* Your instructions
Extend the news passage below on the Hawaii Senate hearing over the underground fuel tank bill, picking up right after its last sentence.

* Document text
|---|
The Senate Committees on Health and Agriculture and Environment held a hearing Wednesday afternoon to consider a bill that would prohibit the operation of and renewal of permits for underground fuel storage tanks within a half-mile of an aquifer. The bill could have big implications for the Navy’s underground Red Hill fuel storage facility.
SB 2172 was introduced by state Sen. Glen Wakai and co-sponsored by several Senate members.
“We appreciate and support the intent of this measure,” Kathleen Ho, deputy director of Environmental Health, told lawmakers.
A fuel leak in May tainted the Navy’s Red Hill drinking water system, which serves about 93,000 residents in neighborhoods in and around Joint Base Pearl Harbor-Hickam. The facility sits above a critical aquifer that supplies Oahu with drinking water.
The Hawaii Department of Health and Honolulu Board of Water Supply testified in favor of the bill along with several community groups.
|---|
* Information given
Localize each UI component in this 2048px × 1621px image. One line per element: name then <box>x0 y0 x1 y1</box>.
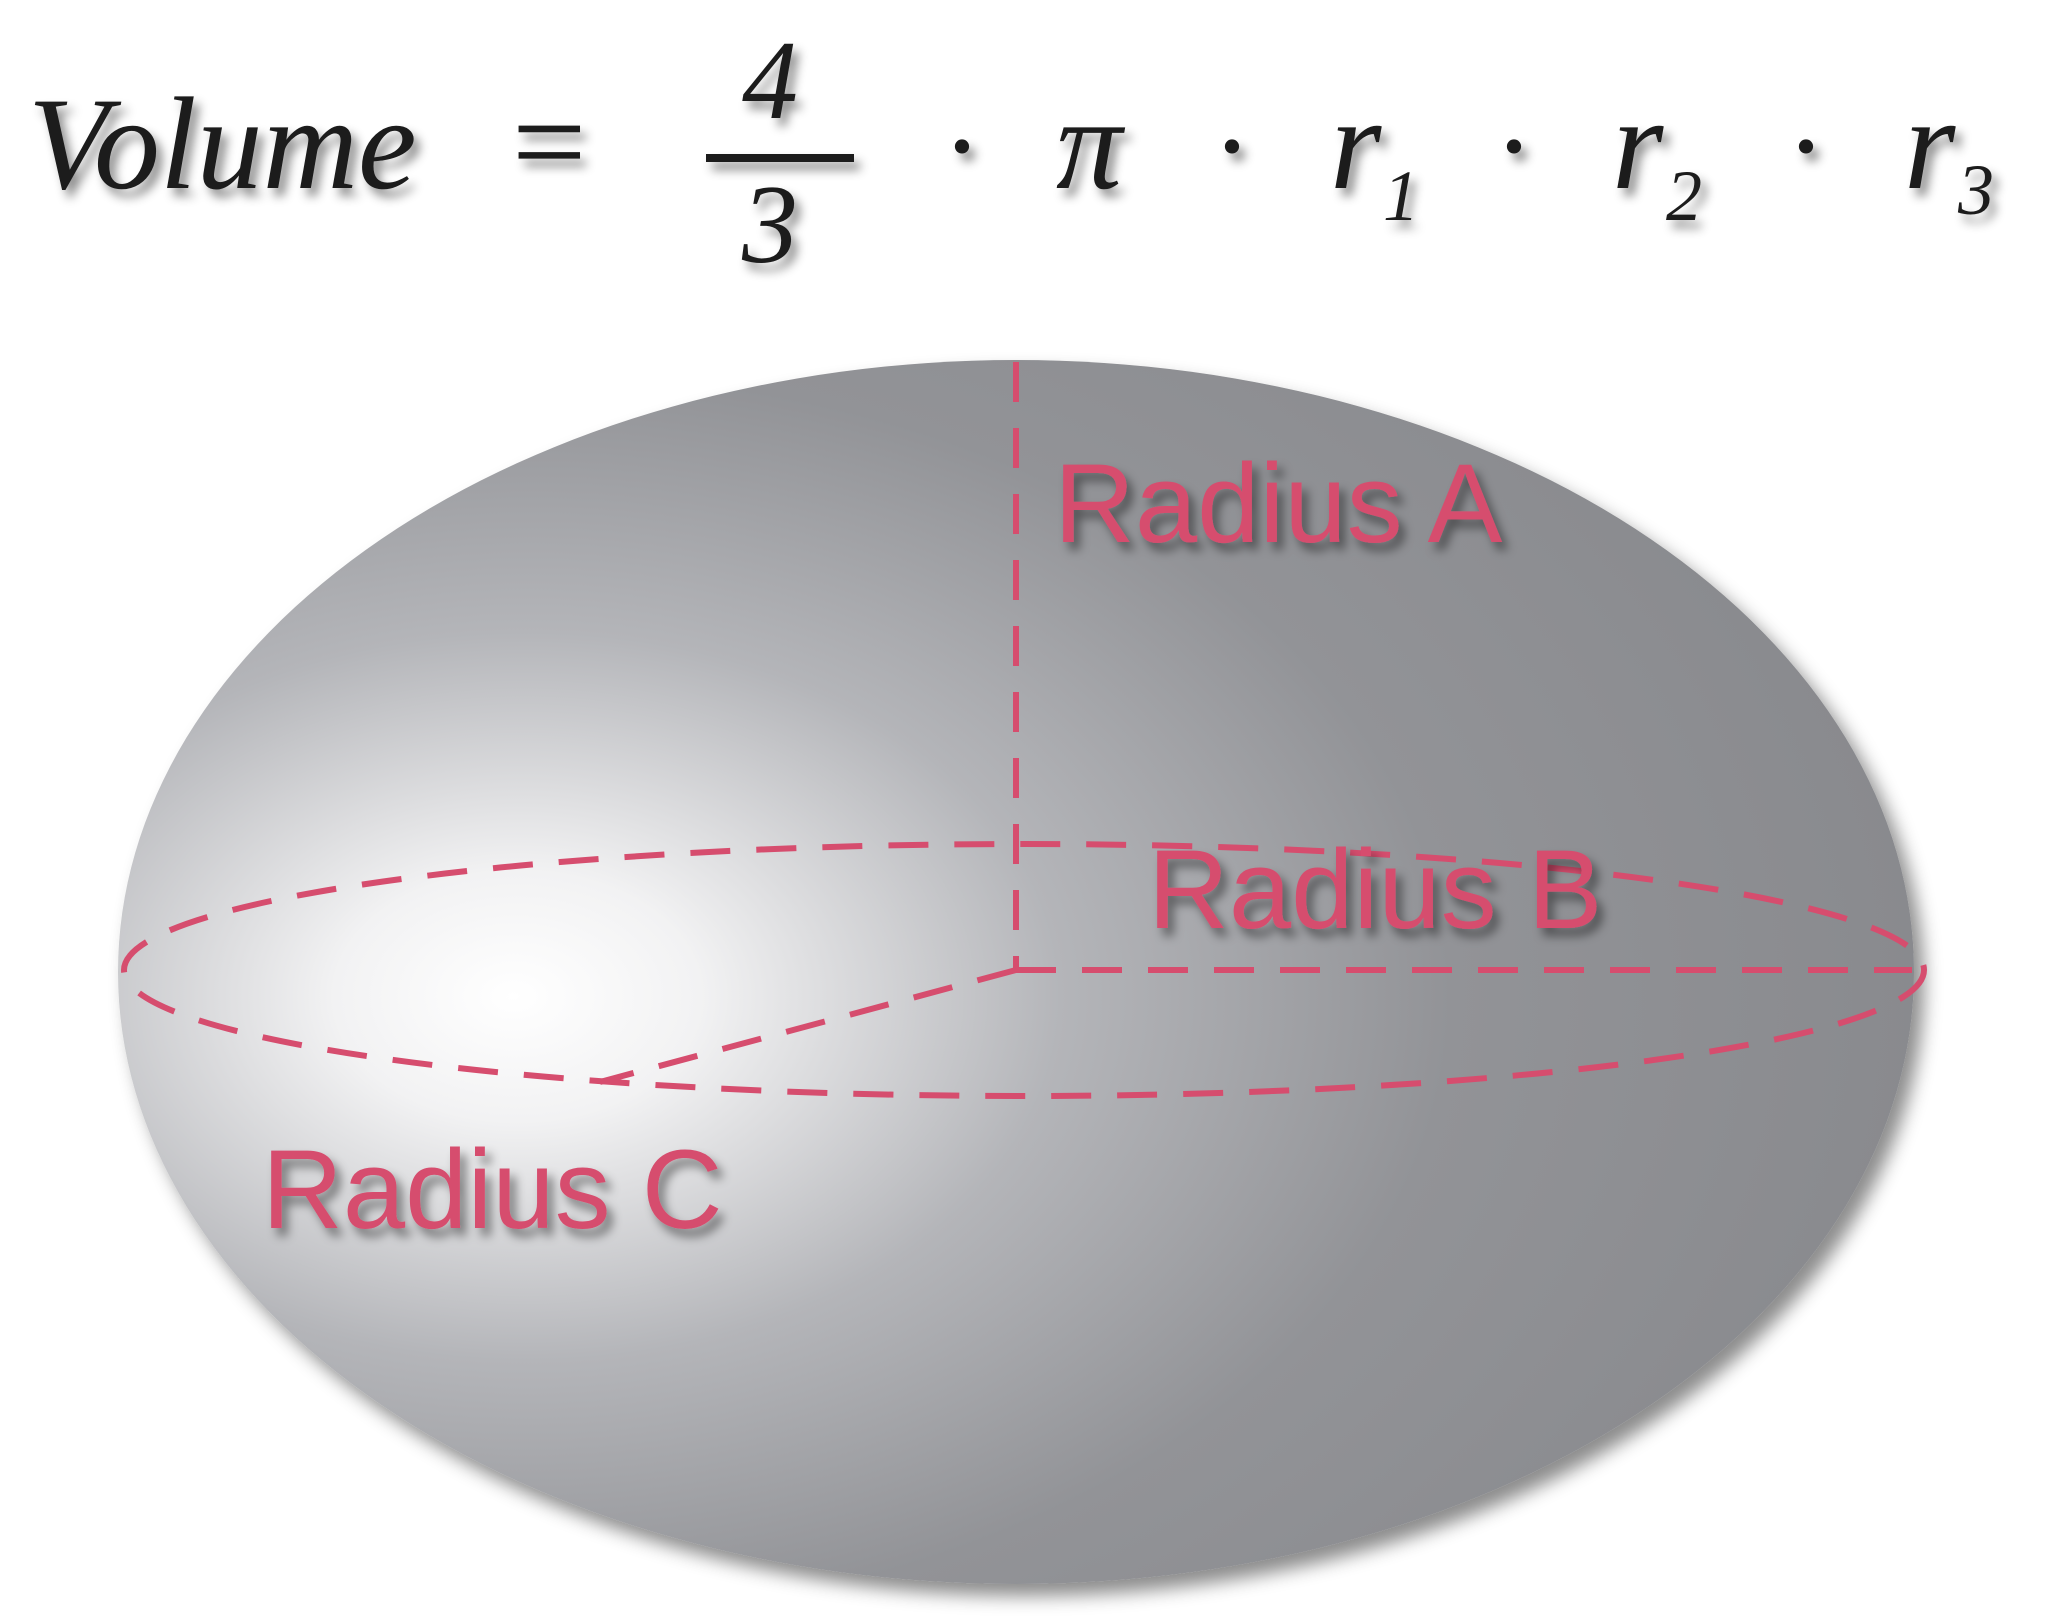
formula-sub3: 3 <box>1957 150 1994 230</box>
formula-dot-1: · <box>942 79 982 212</box>
equator-ellipse <box>121 841 1927 1099</box>
formula-r1: r <box>1330 70 1382 217</box>
formula-dot-2: · <box>1212 79 1252 212</box>
radius-labels: Radius A Radius B Radius C <box>262 441 1602 1252</box>
formula-lhs: Volume <box>28 70 417 217</box>
formula-equals: = <box>512 68 586 215</box>
radius-b-label: Radius B <box>1148 827 1602 952</box>
formula-denominator: 3 <box>741 163 798 287</box>
formula-numerator: 4 <box>742 19 798 143</box>
radius-guides <box>121 362 1927 1099</box>
radius-a-label: Radius A <box>1054 441 1503 566</box>
radius-c-line <box>599 967 1017 1085</box>
volume-formula: Volume = 4 3 · π · r 1 · r 2 · r 3 <box>28 19 1994 287</box>
formula-sub2: 2 <box>1666 156 1702 236</box>
fraction-bar <box>706 154 854 162</box>
formula-dot-3: · <box>1494 79 1534 212</box>
formula-r2: r <box>1612 70 1664 217</box>
formula-sub1: 1 <box>1383 156 1419 236</box>
formula-dot-4: · <box>1786 79 1826 212</box>
formula-pi: π <box>1056 70 1126 217</box>
formula-r3: r <box>1904 70 1956 217</box>
radius-c-label: Radius C <box>262 1127 723 1252</box>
|---|
* Task answer
The Navy initially fought a Department of Health emergency order issued in December to drain the Red Hill tanks, which can store up to 250 million gallons of fuel. But earlier this month Navy officials told Congress they would comply with the order. The emergency order, however, allows the Navy to refill the tanks later if the service can meet certain requirements to demonstrate it can operate them safely.
State and federal agencies, including the Navy, have been working around the clock on trying to clean out and decontaminate the drinking water system. In addition to thousands of military families, the Navy’s water system also serves several schools and businesses.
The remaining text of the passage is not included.